What is expected:
Every line must be returned precisely as it is written.
— START OF Data extract —
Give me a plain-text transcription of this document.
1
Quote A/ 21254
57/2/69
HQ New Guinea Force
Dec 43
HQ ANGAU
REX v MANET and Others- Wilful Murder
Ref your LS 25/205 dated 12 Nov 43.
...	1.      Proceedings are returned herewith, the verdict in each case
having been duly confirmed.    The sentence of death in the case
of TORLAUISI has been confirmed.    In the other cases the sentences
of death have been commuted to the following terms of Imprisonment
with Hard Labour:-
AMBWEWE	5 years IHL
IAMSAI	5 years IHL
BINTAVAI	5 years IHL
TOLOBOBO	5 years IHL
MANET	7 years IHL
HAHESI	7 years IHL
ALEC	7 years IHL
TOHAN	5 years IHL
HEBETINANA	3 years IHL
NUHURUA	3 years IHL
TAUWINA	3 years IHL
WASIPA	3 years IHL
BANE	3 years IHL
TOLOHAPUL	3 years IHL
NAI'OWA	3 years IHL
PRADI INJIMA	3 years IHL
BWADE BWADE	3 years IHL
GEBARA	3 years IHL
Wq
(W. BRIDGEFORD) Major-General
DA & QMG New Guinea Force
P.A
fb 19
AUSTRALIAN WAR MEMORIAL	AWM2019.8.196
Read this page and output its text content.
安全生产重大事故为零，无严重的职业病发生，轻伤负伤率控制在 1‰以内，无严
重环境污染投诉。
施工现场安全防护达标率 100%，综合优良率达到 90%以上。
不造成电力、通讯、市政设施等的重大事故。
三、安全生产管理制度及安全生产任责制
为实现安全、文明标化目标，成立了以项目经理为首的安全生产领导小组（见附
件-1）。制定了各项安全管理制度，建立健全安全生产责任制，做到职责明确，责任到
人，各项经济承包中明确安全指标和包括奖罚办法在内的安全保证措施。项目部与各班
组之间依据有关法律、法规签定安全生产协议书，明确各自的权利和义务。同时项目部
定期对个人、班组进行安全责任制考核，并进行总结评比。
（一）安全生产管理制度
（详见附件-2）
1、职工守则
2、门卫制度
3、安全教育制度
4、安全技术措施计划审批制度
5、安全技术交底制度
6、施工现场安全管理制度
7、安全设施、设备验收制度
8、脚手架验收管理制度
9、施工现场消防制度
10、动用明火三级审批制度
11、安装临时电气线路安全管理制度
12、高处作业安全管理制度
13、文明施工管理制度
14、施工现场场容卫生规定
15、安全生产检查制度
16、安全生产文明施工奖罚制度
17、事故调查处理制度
— END OF Data extract —
The completed task:
Give me a plain-text transcription of this document.
1
Quote A/ 21254
57/2/69
HQ New Guinea Force
Dec 43
HQ ANGAU
REX v MANET and Others- Wilful Murder
Ref your LS 25/205 dated 12 Nov 43.
...	1.      Proceedings are returned herewith, the verdict in each case
having been duly confirmed.    The sentence of death in the case
of TORLAUISI has been confirmed.    In the other cases the sentences
of death have been commuted to the following terms of Imprisonment
with Hard Labour:-
AMBWEWE	5 years IHL
IAMSAI	5 years IHL
BINTAVAI	5 years IHL
TOLOBOBO	5 years IHL
MANET	7 years IHL
HAHESI	7 years IHL
ALEC	7 years IHL
TOHAN	5 years IHL
HEBETINANA	3 years IHL
NUHURUA	3 years IHL
TAUWINA	3 years IHL
WASIPA	3 years IHL
BANE	3 years IHL
TOLOHAPUL	3 years IHL
NAI'OWA	3 years IHL
PRADI INJIMA	3 years IHL
BWADE BWADE	3 years IHL
GEBARA	3 years IHL
Wq
(W. BRIDGEFORD) Major-General
DA & QMG New Guinea Force
P.A
fb 19
AUSTRALIAN WAR MEMORIAL	AWM2019.8.196
Read this page and output its text content.
安全生产重大事故为零，无严重的职业病发生，轻伤负伤率控制在 1‰以内，无严
重环境污染投诉。
施工现场安全防护达标率 100%，综合优良率达到 90%以上。
不造成电力、通讯、市政设施等的重大事故。
三、安全生产管理制度及安全生产任责制
为实现安全、文明标化目标，成立了以项目经理为首的安全生产领导小组（见附
件-1）。制定了各项安全管理制度，建立健全安全生产责任制，做到职责明确，责任到
人，各项经济承包中明确安全指标和包括奖罚办法在内的安全保证措施。项目部与各班
组之间依据有关法律、法规签定安全生产协议书，明确各自的权利和义务。同时项目部
定期对个人、班组进行安全责任制考核，并进行总结评比。
（一）安全生产管理制度
（详见附件-2）
1、职工守则
2、门卫制度
3、安全教育制度
4、安全技术措施计划审批制度
5、安全技术交底制度
6、施工现场安全管理制度
7、安全设施、设备验收制度
8、脚手架验收管理制度
9、施工现场消防制度
10、动用明火三级审批制度
11、安装临时电气线路安全管理制度
12、高处作业安全管理制度
13、文明施工管理制度
14、施工现场场容卫生规定
15、安全生产检查制度
16、安全生产文明施工奖罚制度
17、事故调查处理制度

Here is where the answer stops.